***** PROVIDED RECORDS *****
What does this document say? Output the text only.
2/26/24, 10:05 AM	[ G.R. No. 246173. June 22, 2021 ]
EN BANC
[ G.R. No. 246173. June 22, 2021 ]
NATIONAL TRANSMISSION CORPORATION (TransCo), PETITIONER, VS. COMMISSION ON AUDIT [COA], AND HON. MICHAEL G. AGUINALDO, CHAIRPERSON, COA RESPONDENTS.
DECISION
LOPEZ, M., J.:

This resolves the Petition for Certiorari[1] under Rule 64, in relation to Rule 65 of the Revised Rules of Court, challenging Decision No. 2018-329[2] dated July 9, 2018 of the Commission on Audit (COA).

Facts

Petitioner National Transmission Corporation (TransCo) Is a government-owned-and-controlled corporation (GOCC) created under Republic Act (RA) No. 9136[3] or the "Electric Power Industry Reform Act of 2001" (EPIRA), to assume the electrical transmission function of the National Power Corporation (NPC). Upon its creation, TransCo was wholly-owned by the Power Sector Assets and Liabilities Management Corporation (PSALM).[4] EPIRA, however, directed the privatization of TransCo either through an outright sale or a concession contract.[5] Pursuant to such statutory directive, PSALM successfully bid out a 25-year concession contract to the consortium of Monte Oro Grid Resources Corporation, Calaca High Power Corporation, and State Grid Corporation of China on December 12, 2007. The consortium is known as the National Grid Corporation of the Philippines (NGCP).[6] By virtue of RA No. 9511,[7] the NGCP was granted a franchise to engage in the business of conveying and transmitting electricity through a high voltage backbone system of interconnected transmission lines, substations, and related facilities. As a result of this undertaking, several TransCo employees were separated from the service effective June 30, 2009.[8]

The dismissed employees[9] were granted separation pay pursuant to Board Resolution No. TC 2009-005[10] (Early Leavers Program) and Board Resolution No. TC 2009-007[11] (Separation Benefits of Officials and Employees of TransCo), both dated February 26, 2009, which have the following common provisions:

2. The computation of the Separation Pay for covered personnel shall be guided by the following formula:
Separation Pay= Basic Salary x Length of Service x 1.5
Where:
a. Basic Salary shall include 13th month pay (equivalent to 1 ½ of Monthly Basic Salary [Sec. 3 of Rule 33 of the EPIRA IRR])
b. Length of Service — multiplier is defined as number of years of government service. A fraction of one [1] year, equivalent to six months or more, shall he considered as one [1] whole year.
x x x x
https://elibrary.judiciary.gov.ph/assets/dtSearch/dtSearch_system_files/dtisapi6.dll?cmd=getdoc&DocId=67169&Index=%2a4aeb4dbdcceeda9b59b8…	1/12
*****
WHAT YOU HAVE TO DO: Using the listing above, show each line holding the string "Basic".

REPLY:
Separation Pay= Basic Salary x Length of Service x 1.5
a. Basic Salary shall include 13th month pay (equivalent to 1 ½ of Monthly Basic Salary [Sec. 3 of Rule 33 of the EPIRA IRR])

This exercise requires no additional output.